╭──

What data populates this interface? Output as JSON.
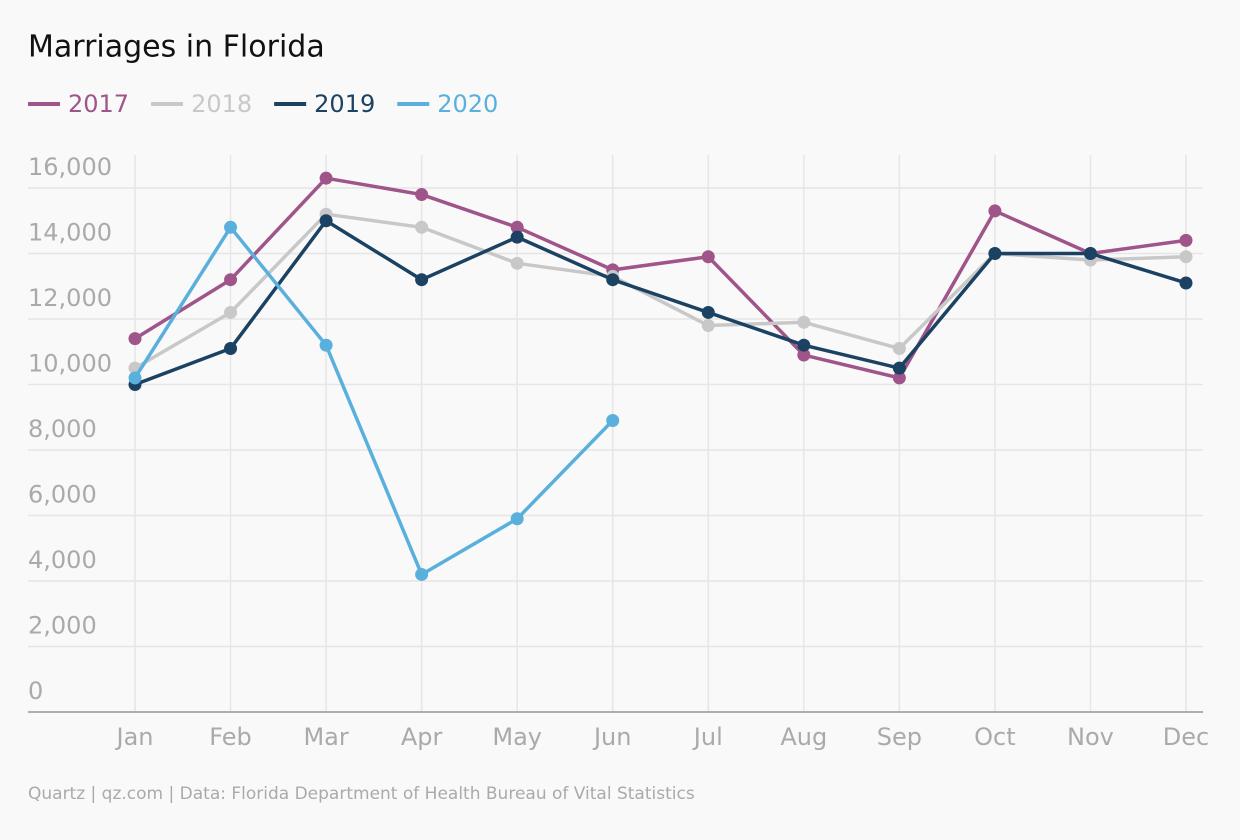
{
  "chart_data": {
    "type": "line",
    "title": "Marriages in Florida",
    "source": "Quartz | qz.com | Data: Florida Department of Health Bureau of Vital Statistics",
    "categories": [
      "Jan",
      "Feb",
      "Mar",
      "Apr",
      "May",
      "Jun",
      "Jul",
      "Aug",
      "Sep",
      "Oct",
      "Nov",
      "Dec"
    ],
    "series": [
      {
        "name": "2017",
        "color": "#a0558a",
        "values": [
          11400,
          13200,
          16300,
          15800,
          14800,
          13500,
          13900,
          10900,
          10200,
          15300,
          14000,
          14400
        ]
      },
      {
        "name": "2018",
        "color": "#c8c8c8",
        "values": [
          10500,
          12200,
          15200,
          14800,
          13700,
          13300,
          11800,
          11900,
          11100,
          14000,
          13800,
          13900
        ]
      },
      {
        "name": "2019",
        "color": "#1b4262",
        "values": [
          10000,
          11100,
          15000,
          13200,
          14500,
          13200,
          12200,
          11200,
          10500,
          14000,
          14000,
          13100
        ]
      },
      {
        "name": "2020",
        "color": "#5ab0dc",
        "values": [
          10200,
          14800,
          11200,
          4200,
          5900,
          8900,
          null,
          null,
          null,
          null,
          null,
          null
        ]
      }
    ],
    "ylim": [
      0,
      16000
    ],
    "yticks": [
      0,
      {
        "value": 2000,
        "label": "2,000"
      },
      {
        "value": 4000,
        "label": "4,000"
      },
      {
        "value": 6000,
        "label": "6,000"
      },
      {
        "value": 8000,
        "label": "8,000"
      },
      {
        "value": 10000,
        "label": "10,000"
      },
      {
        "value": 12000,
        "label": "12,000"
      },
      {
        "value": 14000,
        "label": "14,000"
      },
      {
        "value": 16000,
        "label": "16,000"
      }
    ],
    "grid": true
  }
}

╰──

WRITTEN INSTRUCTION >> Where a line holds "Florida", copy that line.

THE RESULT >>
    "title": "Marriages in Florida",
    "source": "Quartz | qz.com | Data: Florida Department of Health Bureau of Vital Statistics",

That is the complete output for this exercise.